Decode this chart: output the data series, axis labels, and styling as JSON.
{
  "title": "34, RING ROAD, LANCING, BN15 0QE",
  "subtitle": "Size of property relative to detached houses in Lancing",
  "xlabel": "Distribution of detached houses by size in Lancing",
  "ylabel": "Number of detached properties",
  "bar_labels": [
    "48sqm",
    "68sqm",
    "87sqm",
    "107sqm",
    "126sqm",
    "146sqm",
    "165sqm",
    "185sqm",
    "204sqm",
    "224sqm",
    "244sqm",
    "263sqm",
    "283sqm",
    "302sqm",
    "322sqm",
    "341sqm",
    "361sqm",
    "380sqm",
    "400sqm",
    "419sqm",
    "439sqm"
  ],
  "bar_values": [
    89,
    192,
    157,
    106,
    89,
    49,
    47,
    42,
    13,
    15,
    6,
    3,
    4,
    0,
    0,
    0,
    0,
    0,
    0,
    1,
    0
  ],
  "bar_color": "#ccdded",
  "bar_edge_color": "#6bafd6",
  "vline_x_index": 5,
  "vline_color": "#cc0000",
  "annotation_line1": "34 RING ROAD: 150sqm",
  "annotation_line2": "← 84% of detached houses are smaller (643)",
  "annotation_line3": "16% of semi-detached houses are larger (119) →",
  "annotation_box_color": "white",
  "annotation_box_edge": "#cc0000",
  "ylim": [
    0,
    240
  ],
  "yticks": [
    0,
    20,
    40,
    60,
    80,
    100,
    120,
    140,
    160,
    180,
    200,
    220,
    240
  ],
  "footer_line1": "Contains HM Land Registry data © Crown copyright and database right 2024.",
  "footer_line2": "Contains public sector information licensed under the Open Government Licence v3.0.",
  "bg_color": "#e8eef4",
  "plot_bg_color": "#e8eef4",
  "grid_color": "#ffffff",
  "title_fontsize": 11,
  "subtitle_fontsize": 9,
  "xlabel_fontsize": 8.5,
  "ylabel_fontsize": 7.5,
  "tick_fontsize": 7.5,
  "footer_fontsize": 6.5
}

Set exercise: Where a line above includes "RING", copy that line.

Solution to the exercise:
  "title": "34, RING ROAD, LANCING, BN15 0QE",
  "annotation_line1": "34 RING ROAD: 150sqm",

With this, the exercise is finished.